Each entry below is to be transcribed exactly.

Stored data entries
━━━━

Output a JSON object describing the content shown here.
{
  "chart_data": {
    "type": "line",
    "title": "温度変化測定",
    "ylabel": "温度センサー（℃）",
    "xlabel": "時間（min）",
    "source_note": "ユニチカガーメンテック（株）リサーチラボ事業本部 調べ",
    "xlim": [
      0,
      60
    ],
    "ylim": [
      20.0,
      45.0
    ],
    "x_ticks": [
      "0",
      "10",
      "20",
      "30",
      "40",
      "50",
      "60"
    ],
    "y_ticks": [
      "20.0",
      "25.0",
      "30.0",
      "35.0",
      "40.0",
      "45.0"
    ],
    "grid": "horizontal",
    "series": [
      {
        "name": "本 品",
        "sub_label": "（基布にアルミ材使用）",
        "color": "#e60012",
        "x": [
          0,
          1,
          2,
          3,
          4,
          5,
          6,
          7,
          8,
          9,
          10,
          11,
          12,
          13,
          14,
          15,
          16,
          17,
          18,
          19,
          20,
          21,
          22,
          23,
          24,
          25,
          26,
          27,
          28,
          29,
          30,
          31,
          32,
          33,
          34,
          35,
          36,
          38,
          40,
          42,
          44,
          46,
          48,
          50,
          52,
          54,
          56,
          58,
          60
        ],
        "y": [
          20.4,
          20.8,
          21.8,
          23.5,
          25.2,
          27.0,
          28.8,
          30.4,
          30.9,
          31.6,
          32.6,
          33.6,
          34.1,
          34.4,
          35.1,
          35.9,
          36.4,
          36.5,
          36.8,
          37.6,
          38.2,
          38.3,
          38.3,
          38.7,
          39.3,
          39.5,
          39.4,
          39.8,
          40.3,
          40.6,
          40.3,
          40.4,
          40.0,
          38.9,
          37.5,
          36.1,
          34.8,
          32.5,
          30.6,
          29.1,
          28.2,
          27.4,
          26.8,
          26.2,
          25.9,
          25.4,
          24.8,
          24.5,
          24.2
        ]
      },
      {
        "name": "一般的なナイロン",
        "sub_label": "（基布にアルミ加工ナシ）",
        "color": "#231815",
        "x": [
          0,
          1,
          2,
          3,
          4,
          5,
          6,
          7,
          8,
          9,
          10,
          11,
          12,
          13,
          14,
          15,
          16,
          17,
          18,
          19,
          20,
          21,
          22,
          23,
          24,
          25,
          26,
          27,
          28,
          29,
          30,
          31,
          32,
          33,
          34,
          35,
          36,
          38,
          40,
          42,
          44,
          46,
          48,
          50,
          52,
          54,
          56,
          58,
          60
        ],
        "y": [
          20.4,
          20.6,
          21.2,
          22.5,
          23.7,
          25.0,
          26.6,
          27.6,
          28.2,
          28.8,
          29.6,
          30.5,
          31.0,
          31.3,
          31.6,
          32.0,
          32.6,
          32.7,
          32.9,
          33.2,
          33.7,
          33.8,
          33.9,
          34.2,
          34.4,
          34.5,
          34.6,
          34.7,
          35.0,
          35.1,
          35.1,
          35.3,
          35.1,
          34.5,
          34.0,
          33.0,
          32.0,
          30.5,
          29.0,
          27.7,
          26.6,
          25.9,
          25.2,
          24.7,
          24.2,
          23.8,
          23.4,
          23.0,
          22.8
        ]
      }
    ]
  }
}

━━━━

> **The completed task**:
Output a JSON object describing the content shown here.
{
  "chart_data": {
    "type": "line",
    "title": "温度変化測定",
    "ylabel": "温度センサー（℃）",
    "xlabel": "時間（min）",
    "source_note": "ユニチカガーメンテック（株）リサーチラボ事業本部 調べ",
    "xlim": [
      0,
      60
    ],
    "ylim": [
      20.0,
      45.0
    ],
    "x_ticks": [
      "0",
      "10",
      "20",
      "30",
      "40",
      "50",
      "60"
    ],
    "y_ticks": [
      "20.0",
      "25.0",
      "30.0",
      "35.0",
      "40.0",
      "45.0"
    ],
    "grid": "horizontal",
    "series": [
      {
        "name": "本 品",
        "sub_label": "（基布にアルミ材使用）",
        "color": "#e60012",
        "x": [
          0,
          1,
          2,
          3,
          4,
          5,
          6,
          7,
          8,
          9,
          10,
          11,
          12,
          13,
          14,
          15,
          16,
          17,
          18,
          19,
          20,
          21,
          22,
          23,
          24,
          25,
          26,
          27,
          28,
          29,
          30,
          31,
          32,
          33,
          34,
          35,
          36,
          38,
          40,
          42,
          44,
          46,
          48,
          50,
          52,
          54,
          56,
          58,
          60
        ],
        "y": [
          20.4,
          20.8,
          21.8,
          23.5,
          25.2,
          27.0,
          28.8,
          30.4,
          30.9,
          31.6,
          32.6,
          33.6,
          34.1,
          34.4,
          35.1,
          35.9,
          36.4,
          36.5,
          36.8,
          37.6,
          38.2,
          38.3,
          38.3,
          38.7,
          39.3,
          39.5,
          39.4,
          39.8,
          40.3,
          40.6,
          40.3,
          40.4,
          40.0,
          38.9,
          37.5,
          36.1,
          34.8,
          32.5,
          30.6,
          29.1,
          28.2,
          27.4,
          26.8,
          26.2,
          25.9,
          25.4,
          24.8,
          24.5,
          24.2
        ]
      },
      {
        "name": "一般的なナイロン",
        "sub_label": "（基布にアルミ加工ナシ）",
        "color": "#231815",
        "x": [
          0,
          1,
          2,
          3,
          4,
          5,
          6,
          7,
          8,
          9,
          10,
          11,
          12,
          13,
          14,
          15,
          16,
          17,
          18,
          19,
          20,
          21,
          22,
          23,
          24,
          25,
          26,
          27,
          28,
          29,
          30,
          31,
          32,
          33,
          34,
          35,
          36,
          38,
          40,
          42,
          44,
          46,
          48,
          50,
          52,
          54,
          56,
          58,
          60
        ],
        "y": [
          20.4,
          20.6,
          21.2,
          22.5,
          23.7,
          25.0,
          26.6,
          27.6,
          28.2,
          28.8,
          29.6,
          30.5,
          31.0,
          31.3,
          31.6,
          32.0,
          32.6,
          32.7,
          32.9,
          33.2,
          33.7,
          33.8,
          33.9,
          34.2,
          34.4,
          34.5,
          34.6,
          34.7,
          35.0,
          35.1,
          35.1,
          35.3,
          35.1,
          34.5,
          34.0,
          33.0,
          32.0,
          30.5,
          29.0,
          27.7,
          26.6,
          25.9,
          25.2,
          24.7,
          24.2,
          23.8,
          23.4,
          23.0,
          22.8
        ]
      }
    ]
  }
}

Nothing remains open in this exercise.